### REQUIRED TASK
In the listing below, locate the lines that hold "shown" and copy them.

### RECORDED INFORMATION
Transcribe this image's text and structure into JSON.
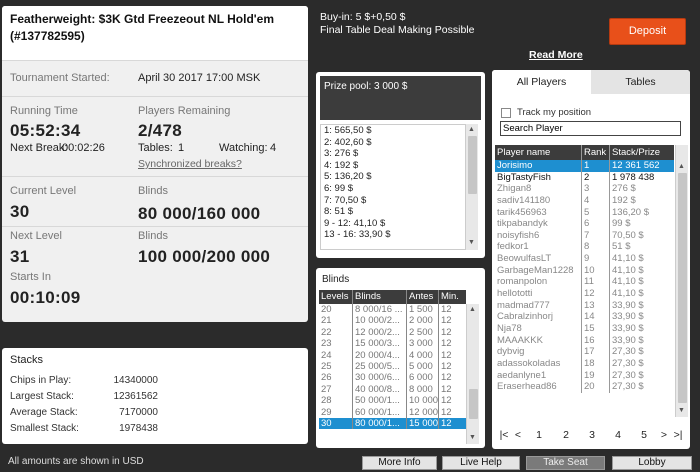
{
  "tournament": {
    "title_line1": "Featherweight: $3K Gtd Freezeout NL Hold'em",
    "title_line2": "(#137782595)",
    "started_label": "Tournament Started:",
    "started_value": "April 30 2017  17:00 MSK",
    "running_label": "Running Time",
    "running_value": "05:52:34",
    "next_break_label": "Next Break:",
    "next_break_value": "00:02:26",
    "players_label": "Players Remaining",
    "players_value": "2/478",
    "tables_label": "Tables:",
    "tables_value": "1",
    "watching_label": "Watching:",
    "watching_value": "4",
    "sync_breaks": "Synchronized breaks?",
    "current_level_label": "Current Level",
    "current_level_value": "30",
    "blinds_label": "Blinds",
    "current_blinds_value": "80 000/160 000",
    "next_level_label": "Next Level",
    "next_level_value": "31",
    "next_blinds_label": "Blinds",
    "next_blinds_value": "100 000/200 000",
    "starts_in_label": "Starts In",
    "starts_in_value": "00:10:09"
  },
  "stacks": {
    "title": "Stacks",
    "rows": [
      {
        "label": "Chips in Play:",
        "value": "14340000"
      },
      {
        "label": "Largest Stack:",
        "value": "12361562"
      },
      {
        "label": "Average Stack:",
        "value": "7170000"
      },
      {
        "label": "Smallest Stack:",
        "value": "1978438"
      }
    ]
  },
  "footer_note": "All amounts are shown in USD",
  "top": {
    "buyin": "Buy-in: 5 $+0,50 $",
    "deal": "Final Table Deal Making Possible",
    "read_more": "Read More",
    "deposit": "Deposit"
  },
  "prize": {
    "pool": "Prize pool: 3 000 $",
    "items": [
      "1: 565,50 $",
      "2: 402,60 $",
      "3: 276 $",
      "4: 192 $",
      "5: 136,20 $",
      "6: 99 $",
      "7: 70,50 $",
      "8: 51 $",
      "9 - 12: 41,10 $",
      "13 - 16: 33,90 $"
    ]
  },
  "blinds": {
    "title": "Blinds",
    "headers": [
      "Levels",
      "Blinds",
      "Antes",
      "Min."
    ],
    "rows": [
      [
        "20",
        "8 000/16 ...",
        "1 500",
        "12"
      ],
      [
        "21",
        "10 000/2...",
        "2 000",
        "12"
      ],
      [
        "22",
        "12 000/2...",
        "2 500",
        "12"
      ],
      [
        "23",
        "15 000/3...",
        "3 000",
        "12"
      ],
      [
        "24",
        "20 000/4...",
        "4 000",
        "12"
      ],
      [
        "25",
        "25 000/5...",
        "5 000",
        "12"
      ],
      [
        "26",
        "30 000/6...",
        "6 000",
        "12"
      ],
      [
        "27",
        "40 000/8...",
        "8 000",
        "12"
      ],
      [
        "28",
        "50 000/1...",
        "10 000",
        "12"
      ],
      [
        "29",
        "60 000/1...",
        "12 000",
        "12"
      ],
      [
        "30",
        "80 000/1...",
        "15 000",
        "12"
      ]
    ],
    "selected_index": 10
  },
  "players": {
    "tab_all": "All Players",
    "tab_tables": "Tables",
    "track_label": "Track my position",
    "search_value": "Search Player",
    "headers": [
      "Player name",
      "Rank",
      "Stack/Prize"
    ],
    "rows": [
      [
        "Jorisimo",
        "1",
        "12 361 562"
      ],
      [
        "BigTastyFish",
        "2",
        "1 978 438"
      ],
      [
        "Zhigan8",
        "3",
        "276 $"
      ],
      [
        "sadiv141180",
        "4",
        "192 $"
      ],
      [
        "tarik456963",
        "5",
        "136,20 $"
      ],
      [
        "tikpabandyk",
        "6",
        "99 $"
      ],
      [
        "noisyfish6",
        "7",
        "70,50 $"
      ],
      [
        "fedkor1",
        "8",
        "51 $"
      ],
      [
        "BeowulfasLT",
        "9",
        "41,10 $"
      ],
      [
        "GarbageMan1228",
        "10",
        "41,10 $"
      ],
      [
        "romanpolon",
        "11",
        "41,10 $"
      ],
      [
        "hellototti",
        "12",
        "41,10 $"
      ],
      [
        "madmad777",
        "13",
        "33,90 $"
      ],
      [
        "Cabralzinhorj",
        "14",
        "33,90 $"
      ],
      [
        "Nja78",
        "15",
        "33,90 $"
      ],
      [
        "MAAAKKK",
        "16",
        "33,90 $"
      ],
      [
        "dybvig",
        "17",
        "27,30 $"
      ],
      [
        "adassokoladas",
        "18",
        "27,30 $"
      ],
      [
        "aedanlyne1",
        "19",
        "27,30 $"
      ],
      [
        "Eraserhead86",
        "20",
        "27,30 $"
      ]
    ],
    "pages": [
      "1",
      "2",
      "3",
      "4",
      "5"
    ]
  },
  "buttons": {
    "more_info": "More Info",
    "live_help": "Live Help",
    "take_seat": "Take Seat",
    "lobby": "Lobby"
  }
}
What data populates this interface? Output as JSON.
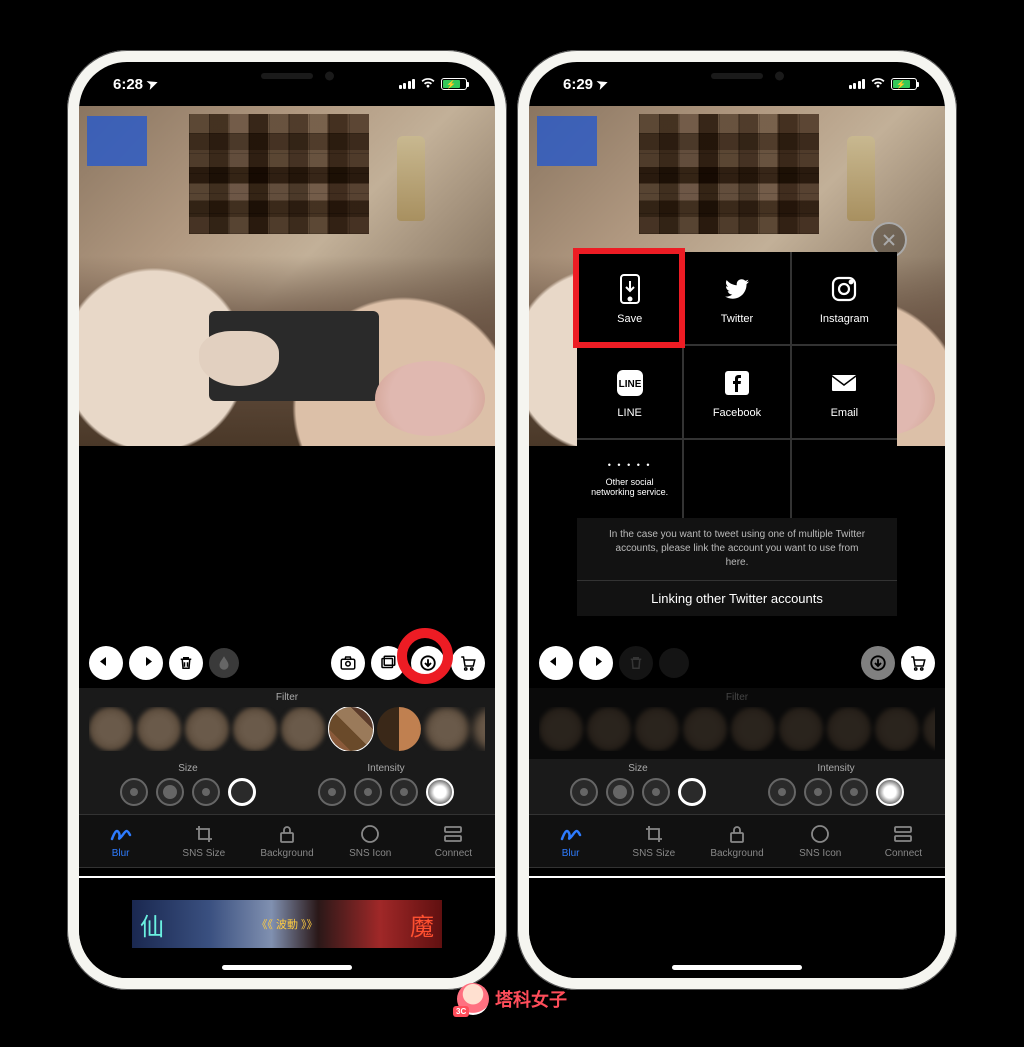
{
  "status": {
    "time_left": "6:28",
    "time_right": "6:29",
    "location_icon": "➤"
  },
  "editor": {
    "filter_label": "Filter",
    "size_label": "Size",
    "intensity_label": "Intensity"
  },
  "tabs": [
    {
      "id": "blur",
      "label": "Blur",
      "active": true
    },
    {
      "id": "sns-size",
      "label": "SNS Size",
      "active": false
    },
    {
      "id": "background",
      "label": "Background",
      "active": false
    },
    {
      "id": "sns-icon",
      "label": "SNS Icon",
      "active": false
    },
    {
      "id": "connect",
      "label": "Connect",
      "active": false
    }
  ],
  "ad": {
    "char_left": "仙",
    "char_right": "魔",
    "mid": "《《 波動 》》"
  },
  "share": {
    "items": [
      {
        "id": "save",
        "label": "Save"
      },
      {
        "id": "twitter",
        "label": "Twitter"
      },
      {
        "id": "instagram",
        "label": "Instagram"
      },
      {
        "id": "line",
        "label": "LINE"
      },
      {
        "id": "facebook",
        "label": "Facebook"
      },
      {
        "id": "email",
        "label": "Email"
      }
    ],
    "other_dots": "• • • • •",
    "other_label": "Other social\nnetworking service.",
    "footer_note": "In the case you want to tweet using one of multiple Twitter accounts, please link the account you want to use from here.",
    "link_label": "Linking other Twitter accounts"
  },
  "watermark": "塔科女子",
  "watermark_badge": "3C"
}
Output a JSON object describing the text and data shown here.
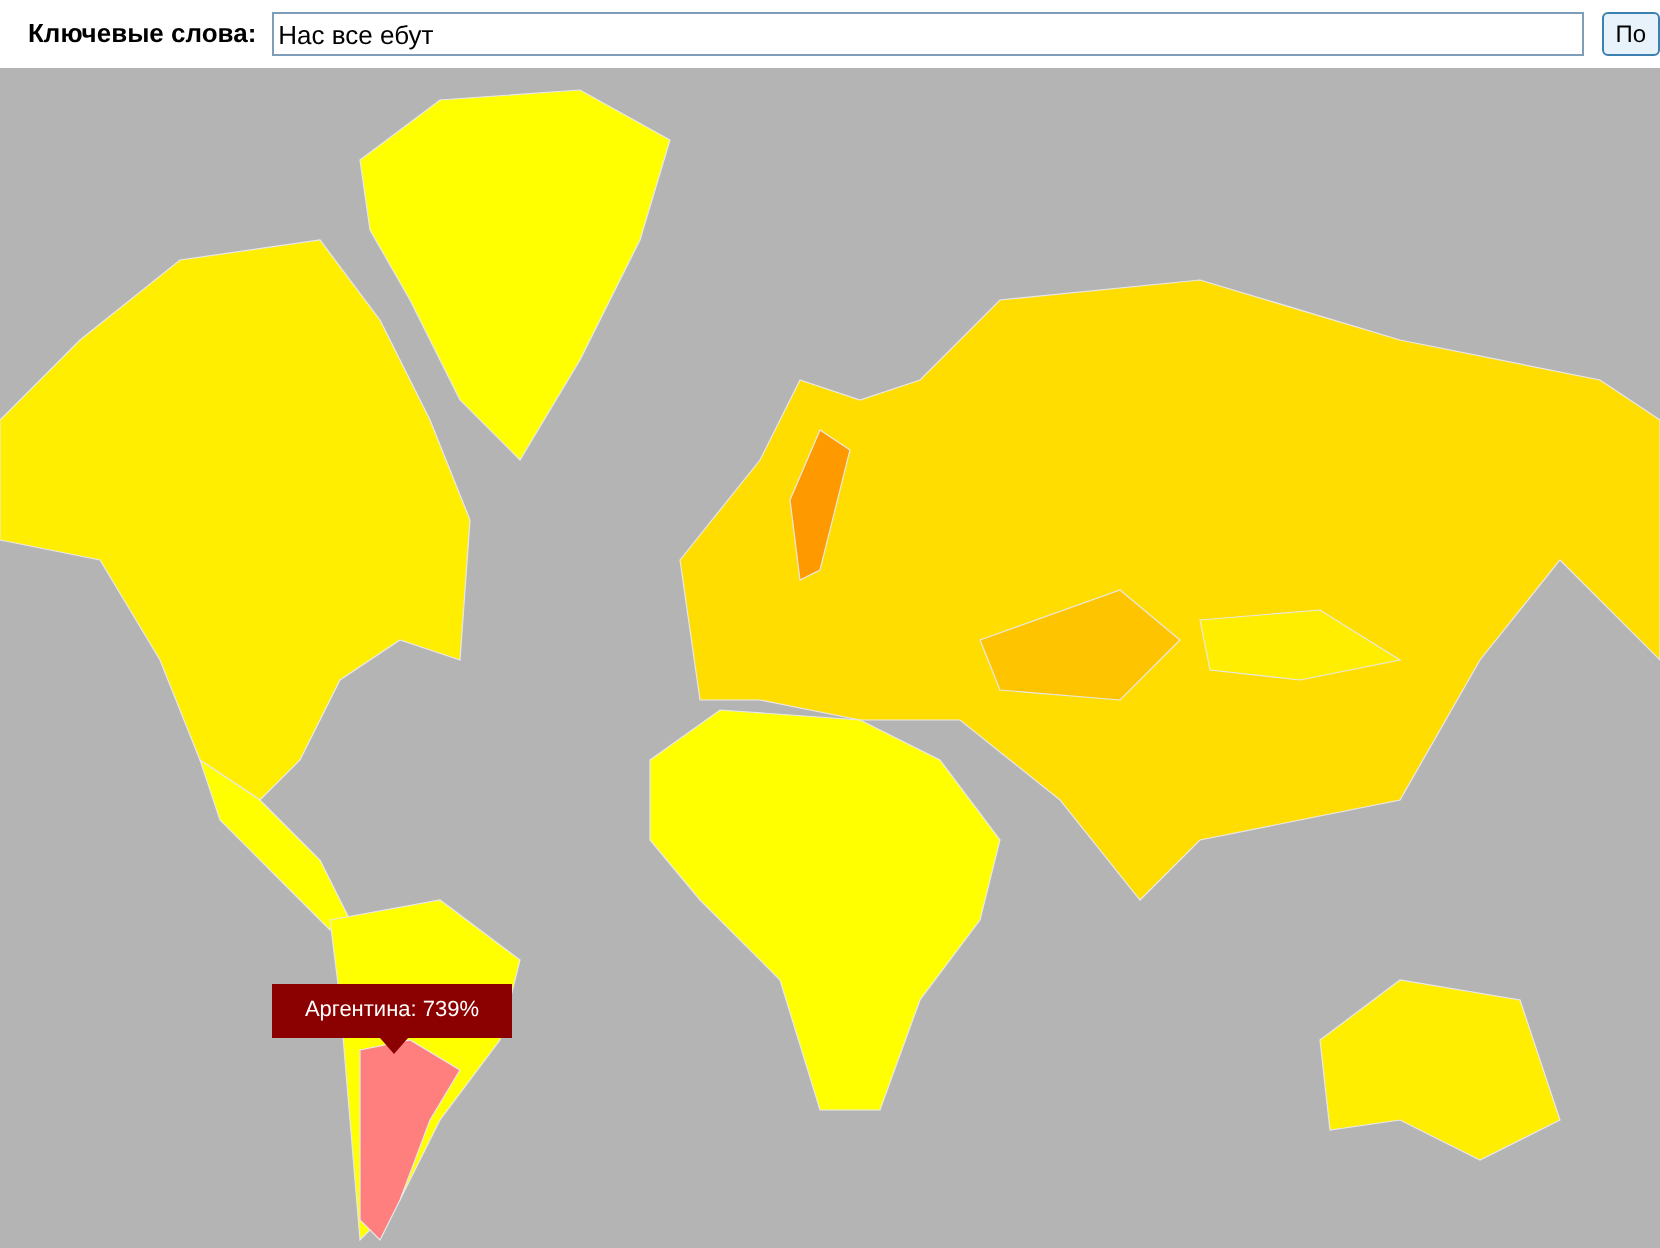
{
  "search": {
    "label": "Ключевые слова:",
    "value": "Нас все ебут",
    "button": "По"
  },
  "map": {
    "tooltip": "Аргентина: 739%"
  }
}
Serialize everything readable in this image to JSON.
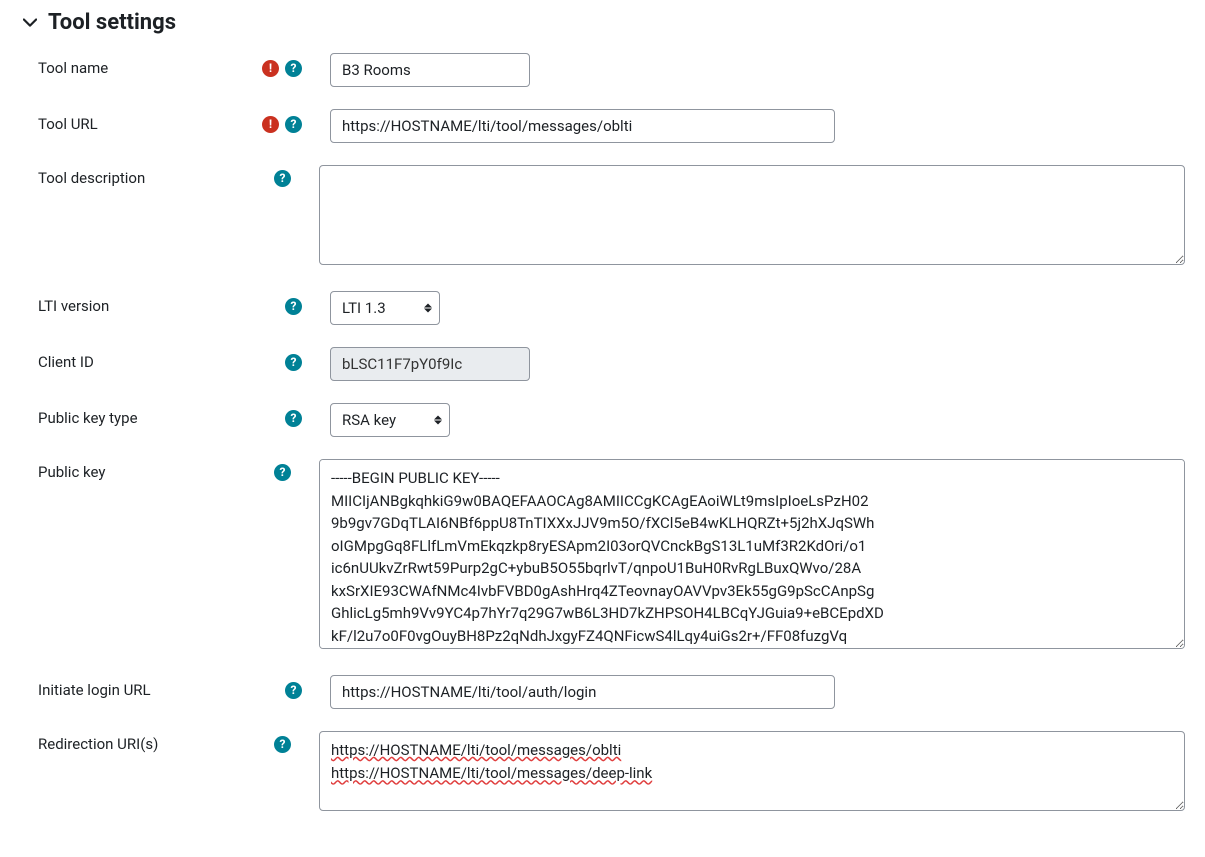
{
  "section_title": "Tool settings",
  "fields": {
    "tool_name": {
      "label": "Tool name",
      "value": "B3 Rooms"
    },
    "tool_url": {
      "label": "Tool URL",
      "value": "https://HOSTNAME/lti/tool/messages/oblti"
    },
    "tool_description": {
      "label": "Tool description",
      "value": ""
    },
    "lti_version": {
      "label": "LTI version",
      "value": "LTI 1.3"
    },
    "client_id": {
      "label": "Client ID",
      "value": "bLSC11F7pY0f9Ic"
    },
    "public_key_type": {
      "label": "Public key type",
      "value": "RSA key"
    },
    "public_key": {
      "label": "Public key",
      "value": "-----BEGIN PUBLIC KEY-----\nMIICIjANBgkqhkiG9w0BAQEFAAOCAg8AMIICCgKCAgEAoiWLt9msIpIoeLsPzH02\n9b9gv7GDqTLAI6NBf6ppU8TnTIXXxJJV9m5O/fXCl5eB4wKLHQRZt+5j2hXJqSWh\noIGMpgGq8FLlfLmVmEkqzkp8ryESApm2I03orQVCnckBgS13L1uMf3R2KdOri/o1\nic6nUUkvZrRwt59Purp2gC+ybuB5O55bqrlvT/qnpoU1BuH0RvRgLBuxQWvo/28A\nkxSrXIE93CWAfNMc4IvbFVBD0gAshHrq4ZTeovnayOAVVpv3Ek55gG9pScCAnpSg\nGhlicLg5mh9Vv9YC4p7hYr7q29G7wB6L3HD7kZHPSOH4LBCqYJGuia9+eBCEpdXD\nkF/l2u7o0F0vgOuyBH8Pz2qNdhJxgyFZ4QNFicwS4lLqy4uiGs2r+/FF08fuzgVq"
    },
    "initiate_login_url": {
      "label": "Initiate login URL",
      "value": "https://HOSTNAME/lti/tool/auth/login"
    },
    "redirection_uris": {
      "label": "Redirection URI(s)",
      "value": "https://HOSTNAME/lti/tool/messages/oblti\nhttps://HOSTNAME/lti/tool/messages/deep-link"
    }
  }
}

### OUTPUT BELOW
  "footer_note": "All amounts are shown in USD",
Output a JSON object describing the text and data shown here.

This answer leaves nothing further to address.